**THE TASK**
Lines before the one containing "Read this page and output its text content." are left out; copy that line and every later line through the end of the data exactly.
++++ DATA ROWS
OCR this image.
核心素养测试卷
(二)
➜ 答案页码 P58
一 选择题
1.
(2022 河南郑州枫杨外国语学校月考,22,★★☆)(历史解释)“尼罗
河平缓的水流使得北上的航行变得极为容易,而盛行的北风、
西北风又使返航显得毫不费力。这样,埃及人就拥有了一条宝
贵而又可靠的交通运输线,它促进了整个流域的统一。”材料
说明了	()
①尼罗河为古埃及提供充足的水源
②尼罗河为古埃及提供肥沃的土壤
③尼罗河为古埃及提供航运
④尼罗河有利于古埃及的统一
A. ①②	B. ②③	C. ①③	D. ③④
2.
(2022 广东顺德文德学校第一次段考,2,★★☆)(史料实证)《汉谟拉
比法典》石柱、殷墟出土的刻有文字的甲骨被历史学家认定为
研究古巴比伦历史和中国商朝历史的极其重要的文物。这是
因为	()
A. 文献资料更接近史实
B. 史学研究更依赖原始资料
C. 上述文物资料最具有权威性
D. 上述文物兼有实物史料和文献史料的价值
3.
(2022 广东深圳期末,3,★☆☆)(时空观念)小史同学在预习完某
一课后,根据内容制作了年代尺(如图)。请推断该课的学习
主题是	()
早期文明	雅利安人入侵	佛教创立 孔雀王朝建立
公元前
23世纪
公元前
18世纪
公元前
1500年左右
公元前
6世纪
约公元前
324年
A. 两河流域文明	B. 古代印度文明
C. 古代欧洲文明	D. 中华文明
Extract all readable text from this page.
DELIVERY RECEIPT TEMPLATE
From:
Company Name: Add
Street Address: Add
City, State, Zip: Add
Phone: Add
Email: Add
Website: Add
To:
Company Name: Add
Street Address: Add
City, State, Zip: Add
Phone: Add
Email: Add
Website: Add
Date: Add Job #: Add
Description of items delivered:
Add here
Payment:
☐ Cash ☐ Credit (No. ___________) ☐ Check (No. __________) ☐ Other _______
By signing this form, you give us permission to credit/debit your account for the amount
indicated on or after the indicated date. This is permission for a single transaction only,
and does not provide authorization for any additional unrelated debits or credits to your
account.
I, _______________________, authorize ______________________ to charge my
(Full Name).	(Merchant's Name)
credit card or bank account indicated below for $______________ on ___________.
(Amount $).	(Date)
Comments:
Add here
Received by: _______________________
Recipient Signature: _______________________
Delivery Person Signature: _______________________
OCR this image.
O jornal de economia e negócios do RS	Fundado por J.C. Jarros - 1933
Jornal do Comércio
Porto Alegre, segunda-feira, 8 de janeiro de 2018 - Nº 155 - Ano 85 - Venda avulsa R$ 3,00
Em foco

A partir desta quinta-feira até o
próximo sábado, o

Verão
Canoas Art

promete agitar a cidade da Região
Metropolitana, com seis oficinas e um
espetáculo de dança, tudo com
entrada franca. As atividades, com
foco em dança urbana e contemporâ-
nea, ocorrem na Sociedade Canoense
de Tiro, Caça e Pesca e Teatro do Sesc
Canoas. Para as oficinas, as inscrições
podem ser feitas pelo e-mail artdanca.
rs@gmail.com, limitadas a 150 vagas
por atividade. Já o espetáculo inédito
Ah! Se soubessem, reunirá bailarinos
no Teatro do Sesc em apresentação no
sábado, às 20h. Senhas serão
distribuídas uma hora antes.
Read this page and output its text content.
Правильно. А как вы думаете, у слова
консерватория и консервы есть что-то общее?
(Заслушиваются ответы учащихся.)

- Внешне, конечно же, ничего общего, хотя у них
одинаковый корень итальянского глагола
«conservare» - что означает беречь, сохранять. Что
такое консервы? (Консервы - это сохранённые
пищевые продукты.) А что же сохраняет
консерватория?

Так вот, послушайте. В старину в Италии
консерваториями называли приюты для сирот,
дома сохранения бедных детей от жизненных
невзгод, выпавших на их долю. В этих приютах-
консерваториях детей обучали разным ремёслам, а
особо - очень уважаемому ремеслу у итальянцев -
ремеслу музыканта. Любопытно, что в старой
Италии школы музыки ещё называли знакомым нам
++++++++
**TASK SOLUTION**
Read this page and output its text content.
Правильно. А как вы думаете, у слова
консерватория и консервы есть что-то общее?
(Заслушиваются ответы учащихся.)

- Внешне, конечно же, ничего общего, хотя у них
одинаковый корень итальянского глагола
«conservare» - что означает беречь, сохранять. Что
такое консервы? (Консервы - это сохранённые
пищевые продукты.) А что же сохраняет
консерватория?

Так вот, послушайте. В старину в Италии
консерваториями называли приюты для сирот,
дома сохранения бедных детей от жизненных
невзгод, выпавших на их долю. В этих приютах-
консерваториях детей обучали разным ремёслам, а
особо - очень уважаемому ремеслу у итальянцев -
ремеслу музыканта. Любопытно, что в старой
Италии школы музыки ещё называли знакомым нам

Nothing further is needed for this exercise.